- **YOUR INSTRUCTIONS**
Give the number of lines below that contain "select", with no other output.

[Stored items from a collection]
* * * * *
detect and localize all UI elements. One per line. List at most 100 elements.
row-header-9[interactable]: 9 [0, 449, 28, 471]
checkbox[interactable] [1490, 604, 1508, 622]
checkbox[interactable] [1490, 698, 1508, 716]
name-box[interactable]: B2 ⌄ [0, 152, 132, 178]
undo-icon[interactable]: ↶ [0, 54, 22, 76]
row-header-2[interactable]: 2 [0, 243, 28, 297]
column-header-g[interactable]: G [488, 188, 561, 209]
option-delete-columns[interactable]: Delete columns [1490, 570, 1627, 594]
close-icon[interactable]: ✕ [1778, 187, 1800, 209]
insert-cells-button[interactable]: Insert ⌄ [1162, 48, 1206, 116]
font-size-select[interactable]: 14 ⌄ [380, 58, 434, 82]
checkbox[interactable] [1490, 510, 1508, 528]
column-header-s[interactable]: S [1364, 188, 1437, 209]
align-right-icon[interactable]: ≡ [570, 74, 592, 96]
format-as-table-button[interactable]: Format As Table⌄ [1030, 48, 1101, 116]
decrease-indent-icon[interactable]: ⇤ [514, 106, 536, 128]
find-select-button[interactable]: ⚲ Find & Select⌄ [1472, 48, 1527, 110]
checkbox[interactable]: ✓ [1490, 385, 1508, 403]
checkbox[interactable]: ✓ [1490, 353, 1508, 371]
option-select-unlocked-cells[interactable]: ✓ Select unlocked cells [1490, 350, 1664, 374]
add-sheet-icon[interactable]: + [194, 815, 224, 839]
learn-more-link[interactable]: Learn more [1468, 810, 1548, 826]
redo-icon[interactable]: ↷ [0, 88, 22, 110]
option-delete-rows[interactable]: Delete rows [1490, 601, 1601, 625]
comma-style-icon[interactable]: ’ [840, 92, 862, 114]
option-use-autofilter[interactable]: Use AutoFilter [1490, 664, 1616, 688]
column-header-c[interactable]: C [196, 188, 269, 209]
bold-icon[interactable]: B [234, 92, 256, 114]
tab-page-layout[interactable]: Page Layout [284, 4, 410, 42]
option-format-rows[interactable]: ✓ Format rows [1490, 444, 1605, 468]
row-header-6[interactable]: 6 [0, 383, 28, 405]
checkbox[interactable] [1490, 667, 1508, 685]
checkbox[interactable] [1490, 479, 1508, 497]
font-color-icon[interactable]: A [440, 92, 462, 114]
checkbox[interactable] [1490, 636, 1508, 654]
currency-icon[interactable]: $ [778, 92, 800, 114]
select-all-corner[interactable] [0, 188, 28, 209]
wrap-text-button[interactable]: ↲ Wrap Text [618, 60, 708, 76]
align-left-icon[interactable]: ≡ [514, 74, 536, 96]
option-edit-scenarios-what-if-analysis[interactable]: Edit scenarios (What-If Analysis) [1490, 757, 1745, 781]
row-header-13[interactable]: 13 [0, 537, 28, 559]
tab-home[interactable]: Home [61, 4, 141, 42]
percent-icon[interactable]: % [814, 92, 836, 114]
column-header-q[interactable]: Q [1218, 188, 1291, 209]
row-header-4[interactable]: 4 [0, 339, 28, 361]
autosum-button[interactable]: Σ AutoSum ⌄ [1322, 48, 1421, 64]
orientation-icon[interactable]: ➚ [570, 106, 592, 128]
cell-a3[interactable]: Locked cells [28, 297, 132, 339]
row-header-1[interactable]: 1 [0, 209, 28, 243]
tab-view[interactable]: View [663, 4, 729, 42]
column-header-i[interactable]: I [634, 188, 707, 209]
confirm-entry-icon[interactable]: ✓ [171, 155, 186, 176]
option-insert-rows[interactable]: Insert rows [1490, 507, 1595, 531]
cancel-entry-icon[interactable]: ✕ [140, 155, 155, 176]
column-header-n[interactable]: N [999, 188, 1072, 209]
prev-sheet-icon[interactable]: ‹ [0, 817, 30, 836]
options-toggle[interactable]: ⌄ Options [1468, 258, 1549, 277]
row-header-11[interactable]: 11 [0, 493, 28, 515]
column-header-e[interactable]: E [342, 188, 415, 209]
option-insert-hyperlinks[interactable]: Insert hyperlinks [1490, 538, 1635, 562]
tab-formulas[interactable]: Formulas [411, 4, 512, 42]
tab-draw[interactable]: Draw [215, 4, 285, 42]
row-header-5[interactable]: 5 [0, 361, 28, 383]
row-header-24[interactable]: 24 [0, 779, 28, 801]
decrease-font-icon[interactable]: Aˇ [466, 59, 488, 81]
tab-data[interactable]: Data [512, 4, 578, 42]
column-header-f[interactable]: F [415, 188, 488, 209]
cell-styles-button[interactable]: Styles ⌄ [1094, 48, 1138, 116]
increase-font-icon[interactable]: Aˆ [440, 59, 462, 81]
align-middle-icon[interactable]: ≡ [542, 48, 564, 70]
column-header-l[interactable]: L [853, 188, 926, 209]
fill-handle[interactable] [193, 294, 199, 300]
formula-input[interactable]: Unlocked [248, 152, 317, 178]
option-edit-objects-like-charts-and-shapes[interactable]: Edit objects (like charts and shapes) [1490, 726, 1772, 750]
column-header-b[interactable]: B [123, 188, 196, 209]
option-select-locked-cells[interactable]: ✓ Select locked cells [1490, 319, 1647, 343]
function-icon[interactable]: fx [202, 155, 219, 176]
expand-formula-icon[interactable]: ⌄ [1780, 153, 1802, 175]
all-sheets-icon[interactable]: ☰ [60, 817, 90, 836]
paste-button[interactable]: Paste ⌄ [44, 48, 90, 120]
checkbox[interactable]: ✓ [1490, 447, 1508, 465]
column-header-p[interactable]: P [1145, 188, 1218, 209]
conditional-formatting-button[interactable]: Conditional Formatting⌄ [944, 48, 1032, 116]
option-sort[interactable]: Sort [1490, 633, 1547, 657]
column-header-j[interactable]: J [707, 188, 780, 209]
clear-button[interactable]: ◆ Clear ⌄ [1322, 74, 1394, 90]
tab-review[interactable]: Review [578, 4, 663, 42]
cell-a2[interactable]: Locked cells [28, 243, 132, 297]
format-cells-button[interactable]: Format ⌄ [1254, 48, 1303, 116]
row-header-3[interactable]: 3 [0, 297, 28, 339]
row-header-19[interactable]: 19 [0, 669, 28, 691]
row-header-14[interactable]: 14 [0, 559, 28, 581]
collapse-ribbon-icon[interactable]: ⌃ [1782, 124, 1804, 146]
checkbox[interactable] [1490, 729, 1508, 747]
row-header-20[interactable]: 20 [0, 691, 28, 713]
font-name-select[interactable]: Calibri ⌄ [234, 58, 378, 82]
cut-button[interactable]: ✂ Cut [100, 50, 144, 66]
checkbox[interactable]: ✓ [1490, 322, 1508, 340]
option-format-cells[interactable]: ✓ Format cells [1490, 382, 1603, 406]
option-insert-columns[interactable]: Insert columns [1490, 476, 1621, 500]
* * * * *
- **RESULT FOR THIS TASK**
6